(Dataset records)

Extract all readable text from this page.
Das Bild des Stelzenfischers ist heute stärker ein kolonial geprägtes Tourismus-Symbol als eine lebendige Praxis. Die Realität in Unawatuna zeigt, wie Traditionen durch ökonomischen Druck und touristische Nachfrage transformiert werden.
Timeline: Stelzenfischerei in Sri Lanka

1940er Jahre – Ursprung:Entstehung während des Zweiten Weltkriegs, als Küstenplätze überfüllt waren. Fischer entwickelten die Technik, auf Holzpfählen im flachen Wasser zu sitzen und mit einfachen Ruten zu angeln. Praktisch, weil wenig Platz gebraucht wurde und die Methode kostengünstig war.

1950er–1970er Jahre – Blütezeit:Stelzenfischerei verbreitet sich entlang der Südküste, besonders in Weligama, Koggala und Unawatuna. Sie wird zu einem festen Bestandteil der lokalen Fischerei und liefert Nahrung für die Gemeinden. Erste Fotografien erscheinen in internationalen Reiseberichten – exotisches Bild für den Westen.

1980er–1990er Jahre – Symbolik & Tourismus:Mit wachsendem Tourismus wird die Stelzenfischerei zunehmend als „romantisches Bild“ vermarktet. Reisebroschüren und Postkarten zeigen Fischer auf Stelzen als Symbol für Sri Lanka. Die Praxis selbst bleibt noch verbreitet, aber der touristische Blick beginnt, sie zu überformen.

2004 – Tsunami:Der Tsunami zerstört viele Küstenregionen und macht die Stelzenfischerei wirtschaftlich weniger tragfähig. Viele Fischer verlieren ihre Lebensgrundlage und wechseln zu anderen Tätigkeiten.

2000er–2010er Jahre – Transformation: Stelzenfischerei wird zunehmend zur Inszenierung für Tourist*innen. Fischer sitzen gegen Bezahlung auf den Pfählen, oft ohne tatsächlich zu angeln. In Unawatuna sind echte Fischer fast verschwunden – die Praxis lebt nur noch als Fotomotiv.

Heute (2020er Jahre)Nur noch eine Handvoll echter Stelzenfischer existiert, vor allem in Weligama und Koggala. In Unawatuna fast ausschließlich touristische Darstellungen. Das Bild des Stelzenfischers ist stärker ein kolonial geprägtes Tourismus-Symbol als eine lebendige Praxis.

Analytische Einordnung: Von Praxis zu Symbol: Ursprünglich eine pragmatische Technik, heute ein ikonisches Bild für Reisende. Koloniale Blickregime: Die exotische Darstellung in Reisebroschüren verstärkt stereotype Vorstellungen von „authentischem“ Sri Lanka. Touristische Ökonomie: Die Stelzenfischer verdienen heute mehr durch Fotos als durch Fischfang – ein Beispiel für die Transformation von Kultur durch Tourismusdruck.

▶ [Task details] Using the exact wording, write out all of the records.

▶ [Reply]
Extract all readable text from this page.
Das Bild des Stelzenfischers ist heute stärker ein kolonial geprägtes Tourismus-Symbol als eine lebendige Praxis. Die Realität in Unawatuna zeigt, wie Traditionen durch ökonomischen Druck und touristische Nachfrage transformiert werden.
Timeline: Stelzenfischerei in Sri Lanka

1940er Jahre – Ursprung:Entstehung während des Zweiten Weltkriegs, als Küstenplätze überfüllt waren. Fischer entwickelten die Technik, auf Holzpfählen im flachen Wasser zu sitzen und mit einfachen Ruten zu angeln. Praktisch, weil wenig Platz gebraucht wurde und die Methode kostengünstig war.

1950er–1970er Jahre – Blütezeit:Stelzenfischerei verbreitet sich entlang der Südküste, besonders in Weligama, Koggala und Unawatuna. Sie wird zu einem festen Bestandteil der lokalen Fischerei und liefert Nahrung für die Gemeinden. Erste Fotografien erscheinen in internationalen Reiseberichten – exotisches Bild für den Westen.

1980er–1990er Jahre – Symbolik & Tourismus:Mit wachsendem Tourismus wird die Stelzenfischerei zunehmend als „romantisches Bild“ vermarktet. Reisebroschüren und Postkarten zeigen Fischer auf Stelzen als Symbol für Sri Lanka. Die Praxis selbst bleibt noch verbreitet, aber der touristische Blick beginnt, sie zu überformen.

2004 – Tsunami:Der Tsunami zerstört viele Küstenregionen und macht die Stelzenfischerei wirtschaftlich weniger tragfähig. Viele Fischer verlieren ihre Lebensgrundlage und wechseln zu anderen Tätigkeiten.

2000er–2010er Jahre – Transformation: Stelzenfischerei wird zunehmend zur Inszenierung für Tourist*innen. Fischer sitzen gegen Bezahlung auf den Pfählen, oft ohne tatsächlich zu angeln. In Unawatuna sind echte Fischer fast verschwunden – die Praxis lebt nur noch als Fotomotiv.

Heute (2020er Jahre)Nur noch eine Handvoll echter Stelzenfischer existiert, vor allem in Weligama und Koggala. In Unawatuna fast ausschließlich touristische Darstellungen. Das Bild des Stelzenfischers ist stärker ein kolonial geprägtes Tourismus-Symbol als eine lebendige Praxis.

Analytische Einordnung: Von Praxis zu Symbol: Ursprünglich eine pragmatische Technik, heute ein ikonisches Bild für Reisende. Koloniale Blickregime: Die exotische Darstellung in Reisebroschüren verstärkt stereotype Vorstellungen von „authentischem“ Sri Lanka. Touristische Ökonomie: Die Stelzenfischer verdienen heute mehr durch Fotos als durch Fischfang – ein Beispiel für die Transformation von Kultur durch Tourismusdruck.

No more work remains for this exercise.